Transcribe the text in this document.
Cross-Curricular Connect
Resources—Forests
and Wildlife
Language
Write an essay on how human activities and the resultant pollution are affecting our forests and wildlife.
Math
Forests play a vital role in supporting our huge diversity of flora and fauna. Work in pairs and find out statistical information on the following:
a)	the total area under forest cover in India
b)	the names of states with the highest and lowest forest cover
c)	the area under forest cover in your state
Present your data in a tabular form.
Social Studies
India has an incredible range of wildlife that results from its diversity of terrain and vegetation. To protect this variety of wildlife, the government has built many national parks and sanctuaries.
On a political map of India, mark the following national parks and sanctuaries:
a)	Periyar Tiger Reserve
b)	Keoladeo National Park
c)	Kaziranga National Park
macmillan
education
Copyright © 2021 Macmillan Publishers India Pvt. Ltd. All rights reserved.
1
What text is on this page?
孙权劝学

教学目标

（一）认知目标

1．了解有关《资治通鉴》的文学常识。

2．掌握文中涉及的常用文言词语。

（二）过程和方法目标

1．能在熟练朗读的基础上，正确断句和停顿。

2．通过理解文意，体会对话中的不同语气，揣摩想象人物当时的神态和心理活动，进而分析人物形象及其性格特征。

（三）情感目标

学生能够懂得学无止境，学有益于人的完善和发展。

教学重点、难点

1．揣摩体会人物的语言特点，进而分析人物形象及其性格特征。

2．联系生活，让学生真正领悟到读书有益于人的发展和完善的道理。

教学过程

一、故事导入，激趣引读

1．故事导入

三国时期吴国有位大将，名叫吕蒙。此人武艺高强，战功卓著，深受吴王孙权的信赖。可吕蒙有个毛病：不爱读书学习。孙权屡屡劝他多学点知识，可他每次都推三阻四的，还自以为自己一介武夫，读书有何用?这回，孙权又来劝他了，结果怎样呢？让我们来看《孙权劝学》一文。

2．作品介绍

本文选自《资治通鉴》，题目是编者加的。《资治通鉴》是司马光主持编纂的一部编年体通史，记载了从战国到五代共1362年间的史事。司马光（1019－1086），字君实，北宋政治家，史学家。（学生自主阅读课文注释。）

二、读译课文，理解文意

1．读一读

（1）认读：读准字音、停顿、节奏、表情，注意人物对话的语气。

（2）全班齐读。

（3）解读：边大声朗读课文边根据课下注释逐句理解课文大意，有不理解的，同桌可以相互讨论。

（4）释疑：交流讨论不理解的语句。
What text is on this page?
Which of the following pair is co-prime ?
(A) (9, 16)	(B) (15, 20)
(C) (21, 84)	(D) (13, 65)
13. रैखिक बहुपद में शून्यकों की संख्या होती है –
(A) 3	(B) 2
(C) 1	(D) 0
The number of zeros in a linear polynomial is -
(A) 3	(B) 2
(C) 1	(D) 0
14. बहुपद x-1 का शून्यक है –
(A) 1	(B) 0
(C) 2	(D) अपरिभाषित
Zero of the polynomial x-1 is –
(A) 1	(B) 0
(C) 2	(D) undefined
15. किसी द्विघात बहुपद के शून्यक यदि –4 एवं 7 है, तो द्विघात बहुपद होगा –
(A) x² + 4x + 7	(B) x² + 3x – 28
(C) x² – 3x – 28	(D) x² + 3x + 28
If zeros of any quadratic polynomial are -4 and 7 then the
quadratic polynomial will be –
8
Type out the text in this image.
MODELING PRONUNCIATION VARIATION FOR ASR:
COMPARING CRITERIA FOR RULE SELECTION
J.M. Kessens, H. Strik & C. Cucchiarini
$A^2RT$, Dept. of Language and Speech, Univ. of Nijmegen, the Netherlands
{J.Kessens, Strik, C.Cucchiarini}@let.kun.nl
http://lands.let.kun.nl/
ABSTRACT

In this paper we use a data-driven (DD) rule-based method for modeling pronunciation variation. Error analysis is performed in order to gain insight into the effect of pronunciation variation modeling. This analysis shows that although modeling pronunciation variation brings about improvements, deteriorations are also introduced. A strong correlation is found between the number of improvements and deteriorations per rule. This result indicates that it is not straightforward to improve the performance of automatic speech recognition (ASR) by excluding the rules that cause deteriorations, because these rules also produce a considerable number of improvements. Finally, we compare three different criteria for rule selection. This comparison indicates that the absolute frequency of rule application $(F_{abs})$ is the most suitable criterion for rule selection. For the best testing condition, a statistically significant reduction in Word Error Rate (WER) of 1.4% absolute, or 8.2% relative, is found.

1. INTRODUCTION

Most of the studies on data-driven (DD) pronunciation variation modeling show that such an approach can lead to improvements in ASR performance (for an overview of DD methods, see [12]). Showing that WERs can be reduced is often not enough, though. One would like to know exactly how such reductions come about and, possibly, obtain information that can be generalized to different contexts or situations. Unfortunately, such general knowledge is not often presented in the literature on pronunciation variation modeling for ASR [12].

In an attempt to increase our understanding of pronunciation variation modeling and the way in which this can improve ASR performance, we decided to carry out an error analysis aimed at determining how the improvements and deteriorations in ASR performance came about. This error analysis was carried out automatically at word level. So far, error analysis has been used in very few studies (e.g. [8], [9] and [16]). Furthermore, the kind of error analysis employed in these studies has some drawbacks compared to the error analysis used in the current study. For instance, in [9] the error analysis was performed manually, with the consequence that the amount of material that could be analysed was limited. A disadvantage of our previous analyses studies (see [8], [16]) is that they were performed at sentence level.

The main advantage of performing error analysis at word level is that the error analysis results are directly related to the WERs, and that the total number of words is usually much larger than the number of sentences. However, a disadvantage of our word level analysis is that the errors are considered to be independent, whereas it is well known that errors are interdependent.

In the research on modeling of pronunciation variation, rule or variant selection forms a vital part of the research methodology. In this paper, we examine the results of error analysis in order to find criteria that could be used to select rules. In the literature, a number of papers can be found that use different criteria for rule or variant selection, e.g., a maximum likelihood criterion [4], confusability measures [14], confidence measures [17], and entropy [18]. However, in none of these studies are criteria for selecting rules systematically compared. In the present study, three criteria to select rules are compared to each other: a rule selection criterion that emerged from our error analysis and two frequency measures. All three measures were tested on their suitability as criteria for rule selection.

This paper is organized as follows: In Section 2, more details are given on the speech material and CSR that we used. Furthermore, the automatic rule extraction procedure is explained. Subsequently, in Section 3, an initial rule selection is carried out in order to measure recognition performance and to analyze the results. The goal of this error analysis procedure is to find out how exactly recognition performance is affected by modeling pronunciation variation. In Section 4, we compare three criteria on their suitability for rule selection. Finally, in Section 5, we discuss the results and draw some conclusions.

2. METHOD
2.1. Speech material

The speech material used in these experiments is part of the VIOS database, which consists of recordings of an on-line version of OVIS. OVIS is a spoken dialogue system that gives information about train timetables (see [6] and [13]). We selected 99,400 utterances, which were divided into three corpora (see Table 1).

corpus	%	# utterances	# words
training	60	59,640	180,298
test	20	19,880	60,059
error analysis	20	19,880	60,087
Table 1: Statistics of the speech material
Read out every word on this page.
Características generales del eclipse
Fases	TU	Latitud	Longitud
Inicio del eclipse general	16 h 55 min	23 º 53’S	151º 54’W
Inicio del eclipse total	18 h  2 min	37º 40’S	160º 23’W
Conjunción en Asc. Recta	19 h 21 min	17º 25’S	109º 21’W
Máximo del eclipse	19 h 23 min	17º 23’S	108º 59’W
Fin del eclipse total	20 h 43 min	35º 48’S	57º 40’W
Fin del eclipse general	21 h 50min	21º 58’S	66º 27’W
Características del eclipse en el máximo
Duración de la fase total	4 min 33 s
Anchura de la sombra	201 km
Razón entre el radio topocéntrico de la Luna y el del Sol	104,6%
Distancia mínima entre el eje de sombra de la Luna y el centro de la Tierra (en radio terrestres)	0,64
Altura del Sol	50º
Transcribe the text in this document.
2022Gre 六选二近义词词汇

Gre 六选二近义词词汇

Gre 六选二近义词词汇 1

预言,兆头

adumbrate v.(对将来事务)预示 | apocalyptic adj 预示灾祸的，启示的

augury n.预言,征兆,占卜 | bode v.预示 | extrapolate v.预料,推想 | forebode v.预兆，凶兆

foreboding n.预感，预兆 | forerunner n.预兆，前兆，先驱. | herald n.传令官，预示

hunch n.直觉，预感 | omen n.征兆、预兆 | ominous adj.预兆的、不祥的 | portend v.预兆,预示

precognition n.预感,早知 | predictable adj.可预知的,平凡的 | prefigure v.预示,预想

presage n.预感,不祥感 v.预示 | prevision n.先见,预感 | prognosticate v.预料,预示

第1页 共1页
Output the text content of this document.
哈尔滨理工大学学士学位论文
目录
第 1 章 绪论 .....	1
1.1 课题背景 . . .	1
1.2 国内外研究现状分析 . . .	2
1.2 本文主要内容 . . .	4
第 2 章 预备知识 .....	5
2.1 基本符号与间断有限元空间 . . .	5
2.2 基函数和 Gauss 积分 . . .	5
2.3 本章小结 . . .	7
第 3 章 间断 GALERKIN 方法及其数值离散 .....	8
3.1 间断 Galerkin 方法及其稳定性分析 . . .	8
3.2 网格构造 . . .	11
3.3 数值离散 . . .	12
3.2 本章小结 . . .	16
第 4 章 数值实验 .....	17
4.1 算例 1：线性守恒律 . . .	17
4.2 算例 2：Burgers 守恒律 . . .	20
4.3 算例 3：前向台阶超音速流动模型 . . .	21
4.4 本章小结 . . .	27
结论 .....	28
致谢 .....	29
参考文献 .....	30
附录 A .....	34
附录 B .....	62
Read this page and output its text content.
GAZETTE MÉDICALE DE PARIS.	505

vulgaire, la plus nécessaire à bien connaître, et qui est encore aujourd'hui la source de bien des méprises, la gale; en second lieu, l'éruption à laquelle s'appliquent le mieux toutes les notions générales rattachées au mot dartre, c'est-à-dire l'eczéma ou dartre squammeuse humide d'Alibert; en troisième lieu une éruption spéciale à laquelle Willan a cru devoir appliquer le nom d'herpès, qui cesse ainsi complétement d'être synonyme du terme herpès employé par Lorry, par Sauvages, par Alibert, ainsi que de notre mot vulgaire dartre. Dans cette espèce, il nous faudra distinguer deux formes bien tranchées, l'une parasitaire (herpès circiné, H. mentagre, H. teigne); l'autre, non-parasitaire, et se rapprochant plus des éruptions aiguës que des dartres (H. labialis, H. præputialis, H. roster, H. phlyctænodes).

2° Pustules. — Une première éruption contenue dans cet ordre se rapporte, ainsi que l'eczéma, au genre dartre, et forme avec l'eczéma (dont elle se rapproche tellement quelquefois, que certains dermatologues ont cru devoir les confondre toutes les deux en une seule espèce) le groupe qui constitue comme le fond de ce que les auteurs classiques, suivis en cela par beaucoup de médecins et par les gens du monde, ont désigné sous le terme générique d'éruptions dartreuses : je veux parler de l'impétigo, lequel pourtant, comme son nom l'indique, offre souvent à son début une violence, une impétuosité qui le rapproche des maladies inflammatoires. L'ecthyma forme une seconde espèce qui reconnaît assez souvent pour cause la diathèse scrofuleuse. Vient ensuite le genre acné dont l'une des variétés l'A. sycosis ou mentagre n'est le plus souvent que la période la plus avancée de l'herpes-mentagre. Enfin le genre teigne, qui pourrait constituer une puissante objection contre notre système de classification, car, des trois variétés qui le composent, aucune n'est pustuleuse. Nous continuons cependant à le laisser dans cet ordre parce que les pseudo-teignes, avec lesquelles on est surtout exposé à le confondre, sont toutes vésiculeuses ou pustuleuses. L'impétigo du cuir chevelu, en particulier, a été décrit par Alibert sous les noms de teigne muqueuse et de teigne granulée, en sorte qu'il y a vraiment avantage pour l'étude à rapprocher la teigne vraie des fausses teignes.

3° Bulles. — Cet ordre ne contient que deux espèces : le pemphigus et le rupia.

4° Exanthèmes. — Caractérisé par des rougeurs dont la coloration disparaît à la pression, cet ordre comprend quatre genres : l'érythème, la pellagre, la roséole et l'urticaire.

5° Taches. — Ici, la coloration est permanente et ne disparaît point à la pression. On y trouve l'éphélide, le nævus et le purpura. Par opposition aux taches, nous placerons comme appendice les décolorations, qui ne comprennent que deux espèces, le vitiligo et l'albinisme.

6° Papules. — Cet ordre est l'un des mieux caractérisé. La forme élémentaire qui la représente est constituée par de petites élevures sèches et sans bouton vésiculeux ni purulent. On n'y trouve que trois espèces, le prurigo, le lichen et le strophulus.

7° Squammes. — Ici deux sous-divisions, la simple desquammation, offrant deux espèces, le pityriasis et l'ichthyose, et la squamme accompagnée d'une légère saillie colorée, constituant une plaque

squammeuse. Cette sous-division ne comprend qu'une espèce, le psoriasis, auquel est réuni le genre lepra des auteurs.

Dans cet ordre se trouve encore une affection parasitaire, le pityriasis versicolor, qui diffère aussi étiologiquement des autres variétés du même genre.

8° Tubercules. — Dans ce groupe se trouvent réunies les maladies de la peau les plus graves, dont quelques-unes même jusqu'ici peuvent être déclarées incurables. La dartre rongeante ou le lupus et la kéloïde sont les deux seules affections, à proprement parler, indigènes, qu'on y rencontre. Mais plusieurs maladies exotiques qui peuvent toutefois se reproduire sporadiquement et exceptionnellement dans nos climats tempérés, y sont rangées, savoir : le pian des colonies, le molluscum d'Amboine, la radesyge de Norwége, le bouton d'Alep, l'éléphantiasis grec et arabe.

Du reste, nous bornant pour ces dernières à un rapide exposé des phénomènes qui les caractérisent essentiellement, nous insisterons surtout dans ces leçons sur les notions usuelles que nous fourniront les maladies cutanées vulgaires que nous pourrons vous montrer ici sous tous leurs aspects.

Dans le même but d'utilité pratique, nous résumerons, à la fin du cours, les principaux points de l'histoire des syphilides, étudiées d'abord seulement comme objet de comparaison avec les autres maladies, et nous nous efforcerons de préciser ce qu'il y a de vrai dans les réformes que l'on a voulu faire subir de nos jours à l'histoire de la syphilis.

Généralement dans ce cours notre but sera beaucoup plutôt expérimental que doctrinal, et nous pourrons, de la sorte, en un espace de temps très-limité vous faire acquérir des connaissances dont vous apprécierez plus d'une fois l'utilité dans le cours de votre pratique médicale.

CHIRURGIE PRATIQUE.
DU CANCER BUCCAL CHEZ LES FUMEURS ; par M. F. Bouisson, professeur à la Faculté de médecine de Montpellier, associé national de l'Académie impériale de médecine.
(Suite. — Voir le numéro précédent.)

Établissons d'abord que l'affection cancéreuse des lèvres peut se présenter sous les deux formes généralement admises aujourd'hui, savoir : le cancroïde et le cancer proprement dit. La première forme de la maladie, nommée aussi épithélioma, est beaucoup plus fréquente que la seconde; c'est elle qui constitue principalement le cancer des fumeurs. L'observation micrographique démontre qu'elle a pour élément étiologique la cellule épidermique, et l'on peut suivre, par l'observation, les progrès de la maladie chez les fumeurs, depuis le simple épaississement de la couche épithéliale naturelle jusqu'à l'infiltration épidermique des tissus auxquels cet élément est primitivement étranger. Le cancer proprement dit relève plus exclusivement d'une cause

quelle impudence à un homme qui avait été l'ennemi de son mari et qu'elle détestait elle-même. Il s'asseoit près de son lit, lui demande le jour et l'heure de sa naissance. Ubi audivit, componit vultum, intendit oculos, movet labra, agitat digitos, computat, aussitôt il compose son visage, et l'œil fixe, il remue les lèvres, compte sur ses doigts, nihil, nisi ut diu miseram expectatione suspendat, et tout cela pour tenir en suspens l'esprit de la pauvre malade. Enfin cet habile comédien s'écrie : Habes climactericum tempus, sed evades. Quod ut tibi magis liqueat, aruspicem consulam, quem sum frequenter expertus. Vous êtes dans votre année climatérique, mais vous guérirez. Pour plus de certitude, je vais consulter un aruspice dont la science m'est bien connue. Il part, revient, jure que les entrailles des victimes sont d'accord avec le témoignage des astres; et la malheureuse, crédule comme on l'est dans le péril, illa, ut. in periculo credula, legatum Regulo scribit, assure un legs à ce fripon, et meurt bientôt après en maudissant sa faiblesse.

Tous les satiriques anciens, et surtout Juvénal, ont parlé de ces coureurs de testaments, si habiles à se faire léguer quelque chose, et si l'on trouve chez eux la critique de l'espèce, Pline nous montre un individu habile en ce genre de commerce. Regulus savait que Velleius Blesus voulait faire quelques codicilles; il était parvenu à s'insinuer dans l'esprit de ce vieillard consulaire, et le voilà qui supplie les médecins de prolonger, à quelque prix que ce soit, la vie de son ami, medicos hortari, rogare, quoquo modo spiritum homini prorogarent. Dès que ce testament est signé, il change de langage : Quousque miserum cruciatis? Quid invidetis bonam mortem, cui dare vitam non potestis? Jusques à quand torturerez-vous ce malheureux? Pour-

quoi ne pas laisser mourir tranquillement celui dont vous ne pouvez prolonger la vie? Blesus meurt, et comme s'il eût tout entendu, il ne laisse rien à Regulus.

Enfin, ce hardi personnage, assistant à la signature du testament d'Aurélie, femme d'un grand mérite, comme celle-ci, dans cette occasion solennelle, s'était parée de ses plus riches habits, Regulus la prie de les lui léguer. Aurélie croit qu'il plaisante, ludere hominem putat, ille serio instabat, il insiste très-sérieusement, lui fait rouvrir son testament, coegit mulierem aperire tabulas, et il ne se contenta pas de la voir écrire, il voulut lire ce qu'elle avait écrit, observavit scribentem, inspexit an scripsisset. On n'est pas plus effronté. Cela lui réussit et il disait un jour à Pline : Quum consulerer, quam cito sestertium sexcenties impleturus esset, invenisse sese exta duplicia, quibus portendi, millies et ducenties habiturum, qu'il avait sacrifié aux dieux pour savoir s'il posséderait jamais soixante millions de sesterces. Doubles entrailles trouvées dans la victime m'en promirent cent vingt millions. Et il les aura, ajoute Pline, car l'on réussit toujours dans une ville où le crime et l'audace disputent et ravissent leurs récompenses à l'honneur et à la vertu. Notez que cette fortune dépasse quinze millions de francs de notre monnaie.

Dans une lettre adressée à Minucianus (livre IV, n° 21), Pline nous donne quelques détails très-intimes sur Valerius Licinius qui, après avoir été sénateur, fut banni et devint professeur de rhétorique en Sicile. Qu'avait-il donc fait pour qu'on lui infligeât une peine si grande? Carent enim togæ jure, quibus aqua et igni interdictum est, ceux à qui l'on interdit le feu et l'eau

::::::::::

Return every line of the preceding records in which the word "Cucchiarini" appears.

# OUTPUT BELOW
J.M. Kessens, H. Strik & C. Cucchiarini
{J.Kessens, Strik, C.Cucchiarini}@let.kun.nl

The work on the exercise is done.